## start Given data

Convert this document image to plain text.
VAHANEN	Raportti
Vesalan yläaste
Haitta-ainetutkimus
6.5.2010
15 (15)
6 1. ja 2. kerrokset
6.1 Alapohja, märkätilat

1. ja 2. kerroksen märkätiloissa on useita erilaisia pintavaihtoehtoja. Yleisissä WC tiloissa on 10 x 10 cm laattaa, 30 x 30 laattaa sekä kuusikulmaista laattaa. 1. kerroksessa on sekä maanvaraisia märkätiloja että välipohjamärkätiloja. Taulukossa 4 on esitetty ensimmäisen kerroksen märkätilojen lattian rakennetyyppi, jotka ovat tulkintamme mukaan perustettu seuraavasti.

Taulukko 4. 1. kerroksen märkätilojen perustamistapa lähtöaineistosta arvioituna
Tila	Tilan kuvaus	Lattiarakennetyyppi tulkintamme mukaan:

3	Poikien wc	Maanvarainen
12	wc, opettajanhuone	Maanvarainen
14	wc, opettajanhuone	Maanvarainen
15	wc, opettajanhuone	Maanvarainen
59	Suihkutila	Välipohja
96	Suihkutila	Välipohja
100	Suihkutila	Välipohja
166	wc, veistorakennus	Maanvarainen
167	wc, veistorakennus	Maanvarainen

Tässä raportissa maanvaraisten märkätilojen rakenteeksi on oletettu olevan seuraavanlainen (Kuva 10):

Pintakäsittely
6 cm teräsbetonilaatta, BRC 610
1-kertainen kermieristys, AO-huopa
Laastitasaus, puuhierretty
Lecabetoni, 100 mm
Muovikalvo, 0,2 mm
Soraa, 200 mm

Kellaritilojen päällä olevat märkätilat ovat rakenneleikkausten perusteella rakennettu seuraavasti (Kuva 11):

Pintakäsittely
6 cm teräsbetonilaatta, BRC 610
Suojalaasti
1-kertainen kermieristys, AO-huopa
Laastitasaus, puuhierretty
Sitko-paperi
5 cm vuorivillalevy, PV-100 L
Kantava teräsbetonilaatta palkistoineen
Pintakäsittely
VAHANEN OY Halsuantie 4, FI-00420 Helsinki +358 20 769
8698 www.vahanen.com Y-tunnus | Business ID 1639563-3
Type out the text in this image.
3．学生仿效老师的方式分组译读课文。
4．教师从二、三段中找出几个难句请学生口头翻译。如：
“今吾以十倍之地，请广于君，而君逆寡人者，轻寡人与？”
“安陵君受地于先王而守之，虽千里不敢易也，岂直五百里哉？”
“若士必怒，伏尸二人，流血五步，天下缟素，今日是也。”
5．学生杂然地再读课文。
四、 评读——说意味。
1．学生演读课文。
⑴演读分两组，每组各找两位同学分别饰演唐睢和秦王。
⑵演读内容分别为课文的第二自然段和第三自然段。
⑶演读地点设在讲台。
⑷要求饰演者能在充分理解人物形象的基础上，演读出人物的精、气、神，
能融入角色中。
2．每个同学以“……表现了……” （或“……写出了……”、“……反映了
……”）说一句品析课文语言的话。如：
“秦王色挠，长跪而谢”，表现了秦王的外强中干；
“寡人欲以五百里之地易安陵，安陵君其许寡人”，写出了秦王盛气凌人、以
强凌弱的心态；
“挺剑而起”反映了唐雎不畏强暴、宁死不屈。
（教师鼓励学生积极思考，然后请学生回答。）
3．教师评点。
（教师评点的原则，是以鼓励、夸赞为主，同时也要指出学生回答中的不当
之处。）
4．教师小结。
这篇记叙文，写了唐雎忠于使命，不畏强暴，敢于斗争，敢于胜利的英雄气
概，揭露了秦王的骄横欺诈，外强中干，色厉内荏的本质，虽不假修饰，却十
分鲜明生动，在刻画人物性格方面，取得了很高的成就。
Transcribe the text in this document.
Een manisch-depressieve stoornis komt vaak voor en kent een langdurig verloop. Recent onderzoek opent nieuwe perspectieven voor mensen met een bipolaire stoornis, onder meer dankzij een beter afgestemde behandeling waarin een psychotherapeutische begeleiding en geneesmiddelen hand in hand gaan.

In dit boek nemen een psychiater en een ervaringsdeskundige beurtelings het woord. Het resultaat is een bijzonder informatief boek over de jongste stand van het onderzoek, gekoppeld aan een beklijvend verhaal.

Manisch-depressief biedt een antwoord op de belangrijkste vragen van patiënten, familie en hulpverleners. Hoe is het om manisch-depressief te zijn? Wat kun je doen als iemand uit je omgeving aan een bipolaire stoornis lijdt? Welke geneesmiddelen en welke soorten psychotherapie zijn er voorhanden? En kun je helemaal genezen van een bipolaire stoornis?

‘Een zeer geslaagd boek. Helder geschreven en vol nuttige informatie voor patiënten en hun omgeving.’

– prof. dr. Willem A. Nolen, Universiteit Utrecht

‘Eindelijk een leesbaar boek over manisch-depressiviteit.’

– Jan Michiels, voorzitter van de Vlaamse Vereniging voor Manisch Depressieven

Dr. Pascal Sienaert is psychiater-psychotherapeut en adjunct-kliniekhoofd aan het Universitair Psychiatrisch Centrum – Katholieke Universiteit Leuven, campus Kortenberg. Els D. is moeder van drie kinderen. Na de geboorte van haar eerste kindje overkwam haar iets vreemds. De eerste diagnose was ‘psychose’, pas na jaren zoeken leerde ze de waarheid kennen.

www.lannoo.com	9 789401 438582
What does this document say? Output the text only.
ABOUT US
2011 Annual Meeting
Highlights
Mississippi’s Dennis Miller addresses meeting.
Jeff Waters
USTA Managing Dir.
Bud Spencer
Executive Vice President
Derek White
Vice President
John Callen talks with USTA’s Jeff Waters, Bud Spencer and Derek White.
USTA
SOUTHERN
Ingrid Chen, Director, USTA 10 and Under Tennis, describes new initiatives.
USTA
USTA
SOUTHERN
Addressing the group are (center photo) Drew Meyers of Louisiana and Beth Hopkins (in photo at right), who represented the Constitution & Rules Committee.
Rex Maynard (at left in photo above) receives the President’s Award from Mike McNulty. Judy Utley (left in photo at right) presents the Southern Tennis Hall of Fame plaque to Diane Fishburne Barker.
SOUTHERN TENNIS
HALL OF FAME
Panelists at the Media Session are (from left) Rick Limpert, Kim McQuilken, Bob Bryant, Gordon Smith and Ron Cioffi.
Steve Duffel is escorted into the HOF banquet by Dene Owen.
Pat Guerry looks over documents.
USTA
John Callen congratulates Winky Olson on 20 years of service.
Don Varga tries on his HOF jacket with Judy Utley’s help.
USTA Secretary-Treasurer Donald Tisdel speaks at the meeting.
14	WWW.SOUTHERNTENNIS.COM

## end Given data

> What you have to do:
Output all records verbatim.

> Response:
Convert this document image to plain text.
VAHANEN	Raportti
Vesalan yläaste
Haitta-ainetutkimus
6.5.2010
15 (15)
6 1. ja 2. kerrokset
6.1 Alapohja, märkätilat

1. ja 2. kerroksen märkätiloissa on useita erilaisia pintavaihtoehtoja. Yleisissä WC tiloissa on 10 x 10 cm laattaa, 30 x 30 laattaa sekä kuusikulmaista laattaa. 1. kerroksessa on sekä maanvaraisia märkätiloja että välipohjamärkätiloja. Taulukossa 4 on esitetty ensimmäisen kerroksen märkätilojen lattian rakennetyyppi, jotka ovat tulkintamme mukaan perustettu seuraavasti.

Taulukko 4. 1. kerroksen märkätilojen perustamistapa lähtöaineistosta arvioituna
Tila	Tilan kuvaus	Lattiarakennetyyppi tulkintamme mukaan:

3	Poikien wc	Maanvarainen
12	wc, opettajanhuone	Maanvarainen
14	wc, opettajanhuone	Maanvarainen
15	wc, opettajanhuone	Maanvarainen
59	Suihkutila	Välipohja
96	Suihkutila	Välipohja
100	Suihkutila	Välipohja
166	wc, veistorakennus	Maanvarainen
167	wc, veistorakennus	Maanvarainen

Tässä raportissa maanvaraisten märkätilojen rakenteeksi on oletettu olevan seuraavanlainen (Kuva 10):

Pintakäsittely
6 cm teräsbetonilaatta, BRC 610
1-kertainen kermieristys, AO-huopa
Laastitasaus, puuhierretty
Lecabetoni, 100 mm
Muovikalvo, 0,2 mm
Soraa, 200 mm

Kellaritilojen päällä olevat märkätilat ovat rakenneleikkausten perusteella rakennettu seuraavasti (Kuva 11):

Pintakäsittely
6 cm teräsbetonilaatta, BRC 610
Suojalaasti
1-kertainen kermieristys, AO-huopa
Laastitasaus, puuhierretty
Sitko-paperi
5 cm vuorivillalevy, PV-100 L
Kantava teräsbetonilaatta palkistoineen
Pintakäsittely
VAHANEN OY Halsuantie 4, FI-00420 Helsinki +358 20 769
8698 www.vahanen.com Y-tunnus | Business ID 1639563-3
Type out the text in this image.
3．学生仿效老师的方式分组译读课文。
4．教师从二、三段中找出几个难句请学生口头翻译。如：
“今吾以十倍之地，请广于君，而君逆寡人者，轻寡人与？”
“安陵君受地于先王而守之，虽千里不敢易也，岂直五百里哉？”
“若士必怒，伏尸二人，流血五步，天下缟素，今日是也。”
5．学生杂然地再读课文。
四、 评读——说意味。
1．学生演读课文。
⑴演读分两组，每组各找两位同学分别饰演唐睢和秦王。
⑵演读内容分别为课文的第二自然段和第三自然段。
⑶演读地点设在讲台。
⑷要求饰演者能在充分理解人物形象的基础上，演读出人物的精、气、神，
能融入角色中。
2．每个同学以“……表现了……” （或“……写出了……”、“……反映了
……”）说一句品析课文语言的话。如：
“秦王色挠，长跪而谢”，表现了秦王的外强中干；
“寡人欲以五百里之地易安陵，安陵君其许寡人”，写出了秦王盛气凌人、以
强凌弱的心态；
“挺剑而起”反映了唐雎不畏强暴、宁死不屈。
（教师鼓励学生积极思考，然后请学生回答。）
3．教师评点。
（教师评点的原则，是以鼓励、夸赞为主，同时也要指出学生回答中的不当
之处。）
4．教师小结。
这篇记叙文，写了唐雎忠于使命，不畏强暴，敢于斗争，敢于胜利的英雄气
概，揭露了秦王的骄横欺诈，外强中干，色厉内荏的本质，虽不假修饰，却十
分鲜明生动，在刻画人物性格方面，取得了很高的成就。
Transcribe the text in this document.
Een manisch-depressieve stoornis komt vaak voor en kent een langdurig verloop. Recent onderzoek opent nieuwe perspectieven voor mensen met een bipolaire stoornis, onder meer dankzij een beter afgestemde behandeling waarin een psychotherapeutische begeleiding en geneesmiddelen hand in hand gaan.

In dit boek nemen een psychiater en een ervaringsdeskundige beurtelings het woord. Het resultaat is een bijzonder informatief boek over de jongste stand van het onderzoek, gekoppeld aan een beklijvend verhaal.

Manisch-depressief biedt een antwoord op de belangrijkste vragen van patiënten, familie en hulpverleners. Hoe is het om manisch-depressief te zijn? Wat kun je doen als iemand uit je omgeving aan een bipolaire stoornis lijdt? Welke geneesmiddelen en welke soorten psychotherapie zijn er voorhanden? En kun je helemaal genezen van een bipolaire stoornis?

‘Een zeer geslaagd boek. Helder geschreven en vol nuttige informatie voor patiënten en hun omgeving.’

– prof. dr. Willem A. Nolen, Universiteit Utrecht

‘Eindelijk een leesbaar boek over manisch-depressiviteit.’

– Jan Michiels, voorzitter van de Vlaamse Vereniging voor Manisch Depressieven

Dr. Pascal Sienaert is psychiater-psychotherapeut en adjunct-kliniekhoofd aan het Universitair Psychiatrisch Centrum – Katholieke Universiteit Leuven, campus Kortenberg. Els D. is moeder van drie kinderen. Na de geboorte van haar eerste kindje overkwam haar iets vreemds. De eerste diagnose was ‘psychose’, pas na jaren zoeken leerde ze de waarheid kennen.

www.lannoo.com	9 789401 438582
What does this document say? Output the text only.
ABOUT US
2011 Annual Meeting
Highlights
Mississippi’s Dennis Miller addresses meeting.
Jeff Waters
USTA Managing Dir.
Bud Spencer
Executive Vice President
Derek White
Vice President
John Callen talks with USTA’s Jeff Waters, Bud Spencer and Derek White.
USTA
SOUTHERN
Ingrid Chen, Director, USTA 10 and Under Tennis, describes new initiatives.
USTA
USTA
SOUTHERN
Addressing the group are (center photo) Drew Meyers of Louisiana and Beth Hopkins (in photo at right), who represented the Constitution & Rules Committee.
Rex Maynard (at left in photo above) receives the President’s Award from Mike McNulty. Judy Utley (left in photo at right) presents the Southern Tennis Hall of Fame plaque to Diane Fishburne Barker.
SOUTHERN TENNIS
HALL OF FAME
Panelists at the Media Session are (from left) Rick Limpert, Kim McQuilken, Bob Bryant, Gordon Smith and Ron Cioffi.
Steve Duffel is escorted into the HOF banquet by Dene Owen.
Pat Guerry looks over documents.
USTA
John Callen congratulates Winky Olson on 20 years of service.
Don Varga tries on his HOF jacket with Judy Utley’s help.
USTA Secretary-Treasurer Donald Tisdel speaks at the meeting.
14	WWW.SOUTHERNTENNIS.COM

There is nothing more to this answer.